Your goal - Calculate how many lines in the following records hold the word "JSON", and report that number without comment.
— start of Record excerpts —
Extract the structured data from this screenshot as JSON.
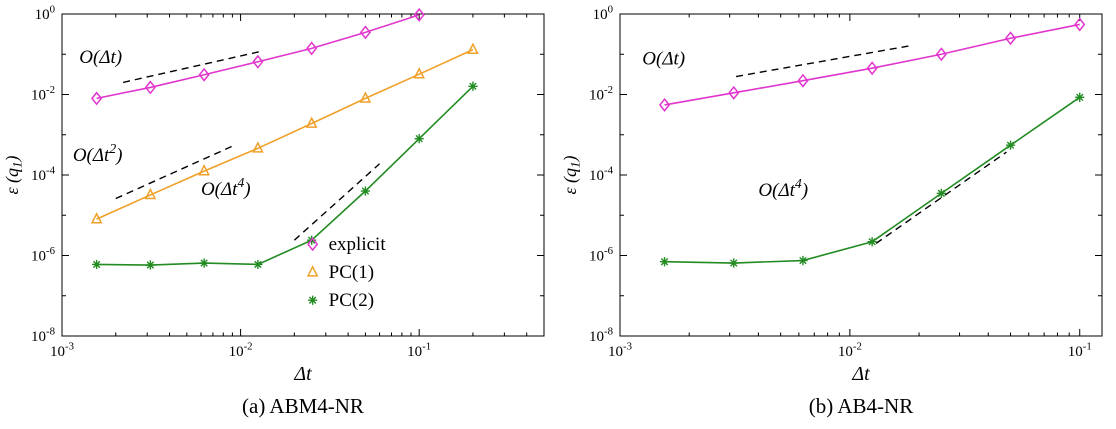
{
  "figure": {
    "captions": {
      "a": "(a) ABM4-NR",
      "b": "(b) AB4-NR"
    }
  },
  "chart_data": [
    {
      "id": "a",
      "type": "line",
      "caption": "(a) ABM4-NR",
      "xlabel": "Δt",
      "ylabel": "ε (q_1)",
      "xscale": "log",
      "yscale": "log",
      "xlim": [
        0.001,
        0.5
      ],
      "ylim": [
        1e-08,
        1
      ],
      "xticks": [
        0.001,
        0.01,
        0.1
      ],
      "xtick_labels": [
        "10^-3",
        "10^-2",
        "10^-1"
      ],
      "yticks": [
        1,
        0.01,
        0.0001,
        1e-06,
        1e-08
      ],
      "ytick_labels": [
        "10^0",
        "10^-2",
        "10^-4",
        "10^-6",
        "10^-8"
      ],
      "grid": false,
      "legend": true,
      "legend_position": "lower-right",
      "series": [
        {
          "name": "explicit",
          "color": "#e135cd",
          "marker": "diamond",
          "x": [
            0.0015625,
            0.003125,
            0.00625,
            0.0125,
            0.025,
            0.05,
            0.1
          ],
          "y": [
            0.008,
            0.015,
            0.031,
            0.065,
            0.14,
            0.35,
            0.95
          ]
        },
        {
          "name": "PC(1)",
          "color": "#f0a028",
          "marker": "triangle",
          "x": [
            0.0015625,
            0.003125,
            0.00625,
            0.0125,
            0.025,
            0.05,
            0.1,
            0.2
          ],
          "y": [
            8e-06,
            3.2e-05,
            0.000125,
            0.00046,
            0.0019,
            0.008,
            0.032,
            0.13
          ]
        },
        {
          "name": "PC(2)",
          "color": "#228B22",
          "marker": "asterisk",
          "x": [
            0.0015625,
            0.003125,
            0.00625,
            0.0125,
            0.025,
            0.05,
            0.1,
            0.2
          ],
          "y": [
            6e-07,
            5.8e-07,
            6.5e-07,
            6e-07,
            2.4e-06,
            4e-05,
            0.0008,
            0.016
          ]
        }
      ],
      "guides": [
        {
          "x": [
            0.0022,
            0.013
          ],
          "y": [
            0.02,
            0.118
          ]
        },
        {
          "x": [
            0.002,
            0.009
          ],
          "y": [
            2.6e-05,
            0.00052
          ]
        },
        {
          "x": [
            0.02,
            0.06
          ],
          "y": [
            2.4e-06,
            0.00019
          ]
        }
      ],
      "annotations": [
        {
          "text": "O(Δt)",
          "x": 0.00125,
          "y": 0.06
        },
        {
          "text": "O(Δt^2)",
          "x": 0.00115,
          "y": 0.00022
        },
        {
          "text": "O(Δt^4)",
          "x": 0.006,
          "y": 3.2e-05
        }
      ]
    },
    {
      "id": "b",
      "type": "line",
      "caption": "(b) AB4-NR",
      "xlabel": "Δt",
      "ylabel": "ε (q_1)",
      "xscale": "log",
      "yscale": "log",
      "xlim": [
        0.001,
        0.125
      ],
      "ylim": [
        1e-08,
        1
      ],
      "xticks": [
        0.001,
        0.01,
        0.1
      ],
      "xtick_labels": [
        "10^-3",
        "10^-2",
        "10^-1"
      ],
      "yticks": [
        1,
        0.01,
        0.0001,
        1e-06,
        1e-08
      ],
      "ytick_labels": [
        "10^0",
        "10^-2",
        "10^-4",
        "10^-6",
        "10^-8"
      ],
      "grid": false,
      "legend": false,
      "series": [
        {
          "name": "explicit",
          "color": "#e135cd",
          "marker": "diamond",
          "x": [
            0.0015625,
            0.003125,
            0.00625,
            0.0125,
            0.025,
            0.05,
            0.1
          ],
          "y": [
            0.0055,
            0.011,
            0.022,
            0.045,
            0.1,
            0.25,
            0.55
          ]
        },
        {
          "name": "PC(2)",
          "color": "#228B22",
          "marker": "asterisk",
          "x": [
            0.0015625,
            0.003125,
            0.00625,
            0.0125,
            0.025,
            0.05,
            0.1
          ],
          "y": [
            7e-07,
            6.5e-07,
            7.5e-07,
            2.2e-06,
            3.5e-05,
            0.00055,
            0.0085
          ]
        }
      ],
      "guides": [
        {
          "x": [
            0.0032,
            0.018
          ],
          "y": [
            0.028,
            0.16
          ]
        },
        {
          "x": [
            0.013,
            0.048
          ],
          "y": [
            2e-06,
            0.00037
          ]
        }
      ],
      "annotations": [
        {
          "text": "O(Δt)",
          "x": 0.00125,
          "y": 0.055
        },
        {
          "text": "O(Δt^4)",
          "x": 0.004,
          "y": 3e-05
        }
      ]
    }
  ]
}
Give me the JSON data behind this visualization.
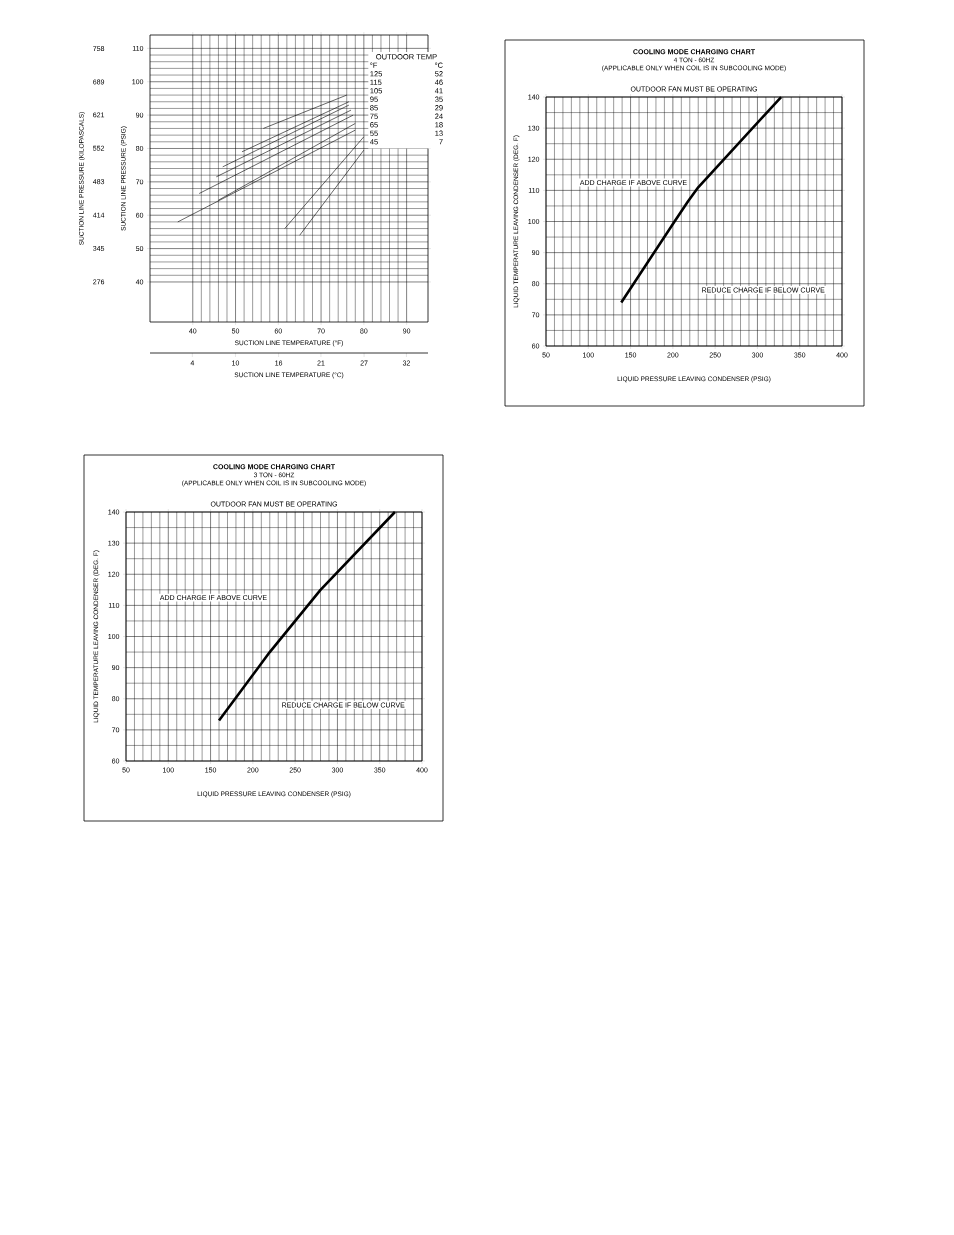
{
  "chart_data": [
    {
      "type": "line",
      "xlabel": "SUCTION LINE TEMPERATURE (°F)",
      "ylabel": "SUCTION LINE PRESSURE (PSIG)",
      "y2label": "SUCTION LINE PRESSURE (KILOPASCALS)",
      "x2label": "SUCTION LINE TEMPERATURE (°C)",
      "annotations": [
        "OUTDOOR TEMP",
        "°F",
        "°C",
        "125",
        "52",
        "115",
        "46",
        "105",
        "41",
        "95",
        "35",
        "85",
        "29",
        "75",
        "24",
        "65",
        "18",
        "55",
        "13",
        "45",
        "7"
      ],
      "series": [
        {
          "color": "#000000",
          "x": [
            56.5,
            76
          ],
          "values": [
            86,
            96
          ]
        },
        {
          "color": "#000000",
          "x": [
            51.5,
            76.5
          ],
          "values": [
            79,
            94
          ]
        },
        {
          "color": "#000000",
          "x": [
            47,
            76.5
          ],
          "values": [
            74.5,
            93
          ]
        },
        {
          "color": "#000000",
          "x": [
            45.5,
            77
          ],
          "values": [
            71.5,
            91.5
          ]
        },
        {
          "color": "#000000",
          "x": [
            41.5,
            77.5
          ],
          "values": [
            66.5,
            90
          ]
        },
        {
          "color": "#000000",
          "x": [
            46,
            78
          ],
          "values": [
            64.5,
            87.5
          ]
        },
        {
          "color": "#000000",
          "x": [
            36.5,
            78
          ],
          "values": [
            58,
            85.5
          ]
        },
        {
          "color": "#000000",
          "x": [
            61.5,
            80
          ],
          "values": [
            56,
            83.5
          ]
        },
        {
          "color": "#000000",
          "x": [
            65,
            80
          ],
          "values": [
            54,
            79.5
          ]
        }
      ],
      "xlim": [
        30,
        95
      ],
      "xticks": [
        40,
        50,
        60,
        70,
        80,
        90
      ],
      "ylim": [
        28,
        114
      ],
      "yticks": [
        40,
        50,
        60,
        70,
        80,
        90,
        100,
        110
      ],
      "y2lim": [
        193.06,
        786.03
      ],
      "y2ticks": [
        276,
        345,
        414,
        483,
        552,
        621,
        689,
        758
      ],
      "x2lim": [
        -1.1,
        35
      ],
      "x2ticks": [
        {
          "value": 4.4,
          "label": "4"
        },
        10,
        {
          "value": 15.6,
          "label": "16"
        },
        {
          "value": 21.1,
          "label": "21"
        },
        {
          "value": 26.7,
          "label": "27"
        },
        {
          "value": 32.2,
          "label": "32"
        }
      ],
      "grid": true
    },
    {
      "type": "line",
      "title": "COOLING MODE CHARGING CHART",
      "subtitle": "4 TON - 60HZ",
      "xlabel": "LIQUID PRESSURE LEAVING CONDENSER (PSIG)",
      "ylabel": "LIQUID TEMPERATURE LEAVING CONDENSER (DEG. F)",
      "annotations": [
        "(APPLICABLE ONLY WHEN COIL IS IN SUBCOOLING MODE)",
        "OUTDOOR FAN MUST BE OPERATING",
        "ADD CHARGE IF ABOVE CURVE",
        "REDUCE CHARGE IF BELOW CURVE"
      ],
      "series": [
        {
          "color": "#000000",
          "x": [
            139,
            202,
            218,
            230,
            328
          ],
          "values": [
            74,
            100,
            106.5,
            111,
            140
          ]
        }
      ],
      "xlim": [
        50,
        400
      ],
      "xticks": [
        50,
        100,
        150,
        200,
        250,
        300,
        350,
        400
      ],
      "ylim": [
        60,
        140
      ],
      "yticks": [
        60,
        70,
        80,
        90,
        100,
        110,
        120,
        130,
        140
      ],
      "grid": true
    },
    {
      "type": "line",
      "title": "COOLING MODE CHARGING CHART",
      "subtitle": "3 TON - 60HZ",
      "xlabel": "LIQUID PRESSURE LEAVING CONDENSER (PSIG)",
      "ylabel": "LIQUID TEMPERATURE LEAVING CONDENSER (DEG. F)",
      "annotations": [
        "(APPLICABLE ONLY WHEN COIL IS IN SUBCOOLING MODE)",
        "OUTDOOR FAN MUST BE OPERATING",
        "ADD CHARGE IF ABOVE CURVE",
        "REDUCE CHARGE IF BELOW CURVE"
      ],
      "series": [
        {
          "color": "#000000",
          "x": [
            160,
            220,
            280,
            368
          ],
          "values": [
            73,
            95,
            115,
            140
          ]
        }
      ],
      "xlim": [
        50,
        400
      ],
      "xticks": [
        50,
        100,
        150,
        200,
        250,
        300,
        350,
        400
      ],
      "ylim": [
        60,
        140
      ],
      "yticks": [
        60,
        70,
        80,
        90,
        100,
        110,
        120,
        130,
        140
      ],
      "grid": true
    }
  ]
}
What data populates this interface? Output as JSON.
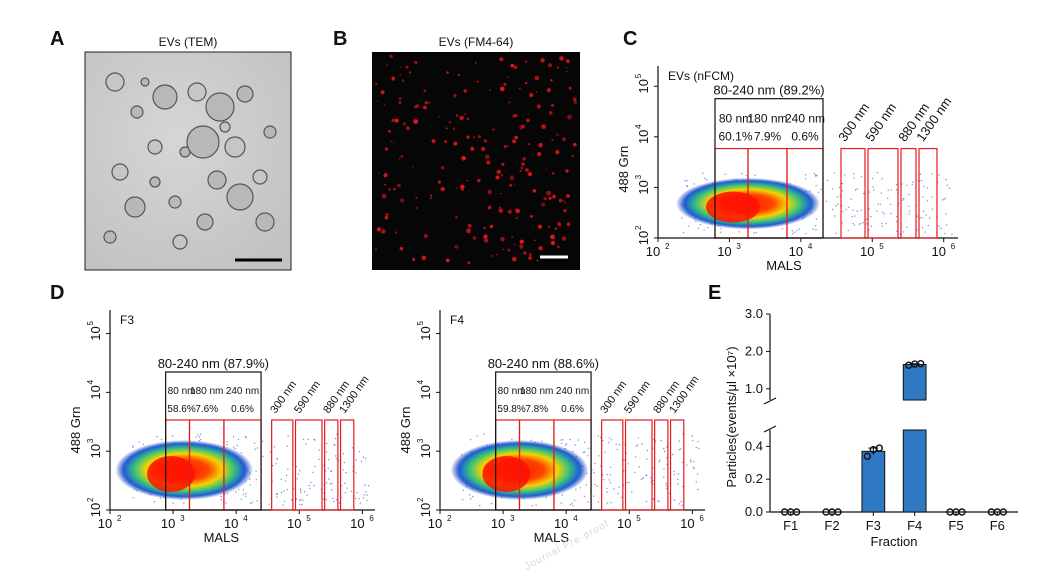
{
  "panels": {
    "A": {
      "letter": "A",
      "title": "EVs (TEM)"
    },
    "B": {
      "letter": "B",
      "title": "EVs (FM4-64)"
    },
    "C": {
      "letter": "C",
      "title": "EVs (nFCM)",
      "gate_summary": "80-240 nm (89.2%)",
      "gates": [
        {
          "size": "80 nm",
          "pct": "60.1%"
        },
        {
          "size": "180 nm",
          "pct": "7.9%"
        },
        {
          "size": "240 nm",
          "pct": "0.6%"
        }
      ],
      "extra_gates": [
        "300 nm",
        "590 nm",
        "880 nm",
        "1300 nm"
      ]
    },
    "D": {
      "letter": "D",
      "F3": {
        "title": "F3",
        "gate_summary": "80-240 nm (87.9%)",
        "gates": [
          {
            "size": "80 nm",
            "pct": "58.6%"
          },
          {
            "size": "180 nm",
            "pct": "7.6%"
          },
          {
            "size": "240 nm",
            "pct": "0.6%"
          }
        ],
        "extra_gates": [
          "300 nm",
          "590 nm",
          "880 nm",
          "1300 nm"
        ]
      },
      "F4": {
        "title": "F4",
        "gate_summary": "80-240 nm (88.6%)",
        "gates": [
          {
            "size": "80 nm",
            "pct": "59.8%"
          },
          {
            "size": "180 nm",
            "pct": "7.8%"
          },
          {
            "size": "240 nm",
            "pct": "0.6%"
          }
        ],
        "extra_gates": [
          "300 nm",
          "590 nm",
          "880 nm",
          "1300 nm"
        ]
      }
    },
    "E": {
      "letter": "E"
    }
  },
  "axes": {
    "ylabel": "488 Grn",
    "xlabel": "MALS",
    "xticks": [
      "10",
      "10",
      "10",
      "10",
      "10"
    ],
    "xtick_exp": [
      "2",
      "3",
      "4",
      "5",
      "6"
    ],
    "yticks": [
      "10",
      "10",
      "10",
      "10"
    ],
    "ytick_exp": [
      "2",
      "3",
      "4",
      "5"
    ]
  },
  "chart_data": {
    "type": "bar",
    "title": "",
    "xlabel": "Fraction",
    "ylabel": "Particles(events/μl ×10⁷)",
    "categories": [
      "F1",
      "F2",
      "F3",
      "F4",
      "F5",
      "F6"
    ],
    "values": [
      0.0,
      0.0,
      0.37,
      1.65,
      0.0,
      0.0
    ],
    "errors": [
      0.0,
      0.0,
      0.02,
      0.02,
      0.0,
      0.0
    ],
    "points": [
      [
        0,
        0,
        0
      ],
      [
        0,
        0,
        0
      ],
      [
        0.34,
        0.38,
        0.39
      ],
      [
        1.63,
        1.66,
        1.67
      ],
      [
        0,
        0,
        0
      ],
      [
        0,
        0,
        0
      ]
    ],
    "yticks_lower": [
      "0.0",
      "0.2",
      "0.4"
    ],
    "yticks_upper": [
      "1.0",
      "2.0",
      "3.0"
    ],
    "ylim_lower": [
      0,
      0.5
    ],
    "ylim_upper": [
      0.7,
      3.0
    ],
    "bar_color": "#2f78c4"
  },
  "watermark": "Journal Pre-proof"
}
— end of Record excerpts —
Answer to this problem - 3